TASK OBJECTIVE: Every line below that contains "niya" is to be copied.

Saved entries

────────

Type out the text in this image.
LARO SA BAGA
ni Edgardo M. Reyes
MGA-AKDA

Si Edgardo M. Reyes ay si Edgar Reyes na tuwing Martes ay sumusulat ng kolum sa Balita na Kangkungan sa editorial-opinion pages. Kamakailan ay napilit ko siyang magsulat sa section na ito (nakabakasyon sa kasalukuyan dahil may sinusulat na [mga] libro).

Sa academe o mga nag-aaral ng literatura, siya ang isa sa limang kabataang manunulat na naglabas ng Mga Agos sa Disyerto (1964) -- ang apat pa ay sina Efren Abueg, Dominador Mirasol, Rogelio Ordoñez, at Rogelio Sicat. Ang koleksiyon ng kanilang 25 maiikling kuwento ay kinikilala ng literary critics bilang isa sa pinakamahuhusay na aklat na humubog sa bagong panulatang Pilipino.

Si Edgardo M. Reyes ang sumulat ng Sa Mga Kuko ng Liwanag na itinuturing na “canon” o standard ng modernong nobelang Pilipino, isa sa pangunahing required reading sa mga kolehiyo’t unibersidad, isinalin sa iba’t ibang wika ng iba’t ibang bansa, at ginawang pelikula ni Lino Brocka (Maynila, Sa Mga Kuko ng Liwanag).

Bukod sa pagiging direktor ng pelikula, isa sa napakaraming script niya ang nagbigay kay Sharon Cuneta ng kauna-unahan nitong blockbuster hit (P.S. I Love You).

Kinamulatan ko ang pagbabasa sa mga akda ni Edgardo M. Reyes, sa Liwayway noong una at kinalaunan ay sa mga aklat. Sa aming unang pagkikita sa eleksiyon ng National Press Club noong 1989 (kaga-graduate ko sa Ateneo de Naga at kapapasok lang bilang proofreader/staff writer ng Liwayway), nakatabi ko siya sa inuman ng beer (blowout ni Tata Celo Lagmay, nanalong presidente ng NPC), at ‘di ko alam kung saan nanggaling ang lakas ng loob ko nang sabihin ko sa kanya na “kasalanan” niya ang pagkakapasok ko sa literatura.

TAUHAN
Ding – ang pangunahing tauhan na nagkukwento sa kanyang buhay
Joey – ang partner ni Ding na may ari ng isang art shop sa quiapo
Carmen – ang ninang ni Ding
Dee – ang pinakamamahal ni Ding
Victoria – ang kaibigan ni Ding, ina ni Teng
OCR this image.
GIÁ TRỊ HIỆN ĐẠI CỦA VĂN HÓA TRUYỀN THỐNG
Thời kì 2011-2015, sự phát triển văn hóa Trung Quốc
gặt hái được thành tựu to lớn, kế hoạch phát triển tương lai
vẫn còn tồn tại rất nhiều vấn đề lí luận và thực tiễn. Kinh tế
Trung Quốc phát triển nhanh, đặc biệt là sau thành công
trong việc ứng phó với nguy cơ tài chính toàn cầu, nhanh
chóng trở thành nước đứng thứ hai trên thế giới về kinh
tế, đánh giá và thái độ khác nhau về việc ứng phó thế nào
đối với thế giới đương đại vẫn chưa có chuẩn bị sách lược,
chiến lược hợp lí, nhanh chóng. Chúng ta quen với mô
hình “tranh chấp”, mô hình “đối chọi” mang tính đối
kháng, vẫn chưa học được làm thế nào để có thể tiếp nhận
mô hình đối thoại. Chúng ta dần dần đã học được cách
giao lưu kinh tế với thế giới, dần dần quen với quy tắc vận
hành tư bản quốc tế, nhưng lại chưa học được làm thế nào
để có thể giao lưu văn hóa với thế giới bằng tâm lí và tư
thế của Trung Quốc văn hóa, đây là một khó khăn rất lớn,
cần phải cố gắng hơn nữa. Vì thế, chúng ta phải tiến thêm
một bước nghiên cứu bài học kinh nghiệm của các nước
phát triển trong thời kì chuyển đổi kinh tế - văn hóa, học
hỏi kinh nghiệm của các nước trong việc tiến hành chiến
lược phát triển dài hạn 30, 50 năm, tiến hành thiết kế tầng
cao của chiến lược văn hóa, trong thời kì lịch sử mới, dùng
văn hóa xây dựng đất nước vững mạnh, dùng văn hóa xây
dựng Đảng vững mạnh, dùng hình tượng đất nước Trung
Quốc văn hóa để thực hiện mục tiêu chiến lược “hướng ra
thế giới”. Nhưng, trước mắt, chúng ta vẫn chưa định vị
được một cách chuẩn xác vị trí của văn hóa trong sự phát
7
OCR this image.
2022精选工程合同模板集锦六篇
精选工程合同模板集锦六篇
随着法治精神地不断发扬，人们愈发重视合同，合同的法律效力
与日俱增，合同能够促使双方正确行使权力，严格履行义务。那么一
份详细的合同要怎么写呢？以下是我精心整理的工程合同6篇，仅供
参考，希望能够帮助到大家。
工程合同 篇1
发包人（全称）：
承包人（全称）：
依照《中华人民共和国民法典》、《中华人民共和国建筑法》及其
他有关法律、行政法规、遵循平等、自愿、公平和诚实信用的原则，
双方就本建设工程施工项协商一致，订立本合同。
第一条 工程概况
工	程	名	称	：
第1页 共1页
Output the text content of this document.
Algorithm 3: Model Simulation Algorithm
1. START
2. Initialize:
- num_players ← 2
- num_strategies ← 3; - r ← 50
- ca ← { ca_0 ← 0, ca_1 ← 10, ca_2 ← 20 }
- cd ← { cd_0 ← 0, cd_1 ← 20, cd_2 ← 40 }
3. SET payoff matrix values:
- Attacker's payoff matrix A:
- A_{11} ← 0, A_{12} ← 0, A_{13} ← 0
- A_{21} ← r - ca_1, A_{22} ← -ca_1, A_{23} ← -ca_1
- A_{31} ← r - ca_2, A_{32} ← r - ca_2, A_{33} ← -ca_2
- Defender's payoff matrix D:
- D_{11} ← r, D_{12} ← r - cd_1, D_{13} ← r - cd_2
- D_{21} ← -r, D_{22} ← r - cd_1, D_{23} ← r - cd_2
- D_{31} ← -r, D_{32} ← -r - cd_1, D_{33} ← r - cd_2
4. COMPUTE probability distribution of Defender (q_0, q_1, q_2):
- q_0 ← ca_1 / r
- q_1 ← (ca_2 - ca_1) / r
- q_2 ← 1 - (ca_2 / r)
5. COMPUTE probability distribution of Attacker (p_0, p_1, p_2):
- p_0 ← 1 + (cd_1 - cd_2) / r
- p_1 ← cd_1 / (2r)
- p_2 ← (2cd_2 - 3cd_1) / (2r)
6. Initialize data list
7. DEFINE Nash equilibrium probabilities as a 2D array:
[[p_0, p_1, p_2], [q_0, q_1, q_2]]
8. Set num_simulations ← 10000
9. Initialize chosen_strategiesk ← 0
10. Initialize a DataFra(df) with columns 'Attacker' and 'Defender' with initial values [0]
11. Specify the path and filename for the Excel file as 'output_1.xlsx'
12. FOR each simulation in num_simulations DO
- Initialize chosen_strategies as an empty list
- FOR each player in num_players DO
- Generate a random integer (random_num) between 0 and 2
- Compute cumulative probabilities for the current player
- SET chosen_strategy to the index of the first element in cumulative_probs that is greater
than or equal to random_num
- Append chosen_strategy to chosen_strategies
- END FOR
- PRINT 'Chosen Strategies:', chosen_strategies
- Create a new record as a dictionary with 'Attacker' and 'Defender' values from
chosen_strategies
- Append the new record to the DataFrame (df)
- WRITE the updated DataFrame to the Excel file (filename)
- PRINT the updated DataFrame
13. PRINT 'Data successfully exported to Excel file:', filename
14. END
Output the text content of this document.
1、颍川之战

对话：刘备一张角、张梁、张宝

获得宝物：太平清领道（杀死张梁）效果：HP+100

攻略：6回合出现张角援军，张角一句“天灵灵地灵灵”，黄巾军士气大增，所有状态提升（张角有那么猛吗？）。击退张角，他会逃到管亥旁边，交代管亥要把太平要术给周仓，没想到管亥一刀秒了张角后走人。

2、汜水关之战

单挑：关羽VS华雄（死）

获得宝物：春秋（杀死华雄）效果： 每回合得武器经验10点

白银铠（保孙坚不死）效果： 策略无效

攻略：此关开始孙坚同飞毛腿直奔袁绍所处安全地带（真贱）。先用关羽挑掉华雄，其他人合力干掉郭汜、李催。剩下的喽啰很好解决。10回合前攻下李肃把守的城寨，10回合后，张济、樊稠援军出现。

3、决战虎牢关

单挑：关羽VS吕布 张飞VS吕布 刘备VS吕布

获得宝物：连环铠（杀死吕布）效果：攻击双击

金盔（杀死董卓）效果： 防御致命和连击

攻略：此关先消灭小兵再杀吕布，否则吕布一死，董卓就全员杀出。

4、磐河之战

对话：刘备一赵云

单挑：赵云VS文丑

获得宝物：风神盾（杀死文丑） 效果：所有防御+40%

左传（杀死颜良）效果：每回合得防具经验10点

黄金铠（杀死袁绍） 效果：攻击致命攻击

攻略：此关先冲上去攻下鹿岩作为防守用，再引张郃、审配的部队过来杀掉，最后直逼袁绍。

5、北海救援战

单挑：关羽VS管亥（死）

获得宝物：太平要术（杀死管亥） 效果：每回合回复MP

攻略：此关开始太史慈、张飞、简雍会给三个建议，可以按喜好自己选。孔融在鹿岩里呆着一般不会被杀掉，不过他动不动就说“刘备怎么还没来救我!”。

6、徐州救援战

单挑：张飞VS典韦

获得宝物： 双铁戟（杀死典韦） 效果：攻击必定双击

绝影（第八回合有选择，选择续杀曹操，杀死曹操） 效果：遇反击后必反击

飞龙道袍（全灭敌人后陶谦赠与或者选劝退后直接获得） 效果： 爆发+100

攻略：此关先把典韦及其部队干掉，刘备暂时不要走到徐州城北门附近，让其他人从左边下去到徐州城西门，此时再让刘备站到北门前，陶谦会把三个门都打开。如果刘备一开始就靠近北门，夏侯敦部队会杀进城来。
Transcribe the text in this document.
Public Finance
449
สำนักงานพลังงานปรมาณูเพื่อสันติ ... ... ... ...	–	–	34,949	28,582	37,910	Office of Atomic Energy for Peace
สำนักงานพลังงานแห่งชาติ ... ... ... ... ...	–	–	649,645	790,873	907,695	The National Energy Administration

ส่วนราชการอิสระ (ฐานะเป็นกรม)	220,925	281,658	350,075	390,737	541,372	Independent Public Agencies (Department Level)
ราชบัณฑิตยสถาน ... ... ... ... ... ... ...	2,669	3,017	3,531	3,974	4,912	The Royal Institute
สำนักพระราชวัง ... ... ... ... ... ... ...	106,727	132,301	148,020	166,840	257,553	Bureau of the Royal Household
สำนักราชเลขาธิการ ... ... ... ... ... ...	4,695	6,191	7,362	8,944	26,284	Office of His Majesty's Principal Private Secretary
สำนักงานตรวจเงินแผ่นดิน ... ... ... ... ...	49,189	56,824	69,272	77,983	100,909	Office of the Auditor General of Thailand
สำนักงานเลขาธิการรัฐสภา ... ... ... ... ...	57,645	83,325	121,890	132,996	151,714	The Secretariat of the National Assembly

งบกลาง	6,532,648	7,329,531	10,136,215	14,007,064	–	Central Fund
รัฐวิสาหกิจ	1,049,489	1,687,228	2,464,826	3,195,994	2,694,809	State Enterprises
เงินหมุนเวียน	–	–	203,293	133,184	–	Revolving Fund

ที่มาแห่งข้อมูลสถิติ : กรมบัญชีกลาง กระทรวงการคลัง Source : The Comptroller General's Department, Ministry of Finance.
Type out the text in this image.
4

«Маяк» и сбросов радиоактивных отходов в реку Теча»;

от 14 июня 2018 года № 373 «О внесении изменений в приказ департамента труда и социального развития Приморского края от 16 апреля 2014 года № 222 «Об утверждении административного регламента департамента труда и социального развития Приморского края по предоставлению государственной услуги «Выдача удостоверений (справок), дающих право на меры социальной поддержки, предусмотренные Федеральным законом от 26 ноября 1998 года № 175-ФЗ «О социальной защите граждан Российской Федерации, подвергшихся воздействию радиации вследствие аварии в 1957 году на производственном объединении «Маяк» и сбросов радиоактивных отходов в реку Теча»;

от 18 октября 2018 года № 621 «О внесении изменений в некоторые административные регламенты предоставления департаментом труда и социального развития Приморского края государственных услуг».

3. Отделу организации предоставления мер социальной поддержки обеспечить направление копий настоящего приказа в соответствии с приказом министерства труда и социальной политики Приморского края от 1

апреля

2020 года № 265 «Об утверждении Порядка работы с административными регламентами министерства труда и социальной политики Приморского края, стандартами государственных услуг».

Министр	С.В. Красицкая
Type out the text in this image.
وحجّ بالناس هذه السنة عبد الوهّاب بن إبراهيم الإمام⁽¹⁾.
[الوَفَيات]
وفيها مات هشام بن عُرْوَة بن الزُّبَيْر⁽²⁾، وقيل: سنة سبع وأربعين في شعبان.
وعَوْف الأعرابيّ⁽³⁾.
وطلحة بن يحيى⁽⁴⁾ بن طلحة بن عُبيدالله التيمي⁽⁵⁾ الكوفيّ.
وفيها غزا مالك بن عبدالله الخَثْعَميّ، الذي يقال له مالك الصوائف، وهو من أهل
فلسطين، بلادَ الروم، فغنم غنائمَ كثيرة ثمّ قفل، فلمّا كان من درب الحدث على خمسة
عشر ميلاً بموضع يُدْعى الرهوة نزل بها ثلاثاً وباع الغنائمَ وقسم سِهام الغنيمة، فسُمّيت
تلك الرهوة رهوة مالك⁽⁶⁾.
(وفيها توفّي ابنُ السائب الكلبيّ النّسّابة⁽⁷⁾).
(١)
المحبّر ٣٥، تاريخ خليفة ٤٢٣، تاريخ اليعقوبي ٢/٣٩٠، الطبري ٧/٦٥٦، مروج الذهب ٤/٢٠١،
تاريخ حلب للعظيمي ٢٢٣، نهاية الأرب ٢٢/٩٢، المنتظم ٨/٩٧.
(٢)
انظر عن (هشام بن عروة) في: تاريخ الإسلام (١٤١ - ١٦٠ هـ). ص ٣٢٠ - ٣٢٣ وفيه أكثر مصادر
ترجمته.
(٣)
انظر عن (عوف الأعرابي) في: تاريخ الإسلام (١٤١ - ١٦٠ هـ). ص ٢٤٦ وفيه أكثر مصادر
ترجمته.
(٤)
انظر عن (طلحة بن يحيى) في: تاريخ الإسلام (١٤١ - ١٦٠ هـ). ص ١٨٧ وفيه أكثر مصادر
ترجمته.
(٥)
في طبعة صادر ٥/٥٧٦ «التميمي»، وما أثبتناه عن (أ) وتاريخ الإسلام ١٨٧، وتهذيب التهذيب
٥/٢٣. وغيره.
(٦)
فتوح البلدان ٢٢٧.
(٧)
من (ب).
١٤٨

────────

SOLUTION TO THIS EXERCISE:
Bukod sa pagiging direktor ng pelikula, isa sa napakaraming script niya ang nagbigay kay Sharon Cuneta ng kauna-unahan nitong blockbuster hit (P.S. I Love You).
Kinamulatan ko ang pagbabasa sa mga akda ni Edgardo M. Reyes, sa Liwayway noong una at kinalaunan ay sa mga aklat. Sa aming unang pagkikita sa eleksiyon ng National Press Club noong 1989 (kaga-graduate ko sa Ateneo de Naga at kapapasok lang bilang proofreader/staff writer ng Liwayway), nakatabi ko siya sa inuman ng beer (blowout ni Tata Celo Lagmay, nanalong presidente ng NPC), at ‘di ko alam kung saan nanggaling ang lakas ng loob ko nang sabihin ko sa kanya na “kasalanan” niya ang pagkakapasok ko sa literatura.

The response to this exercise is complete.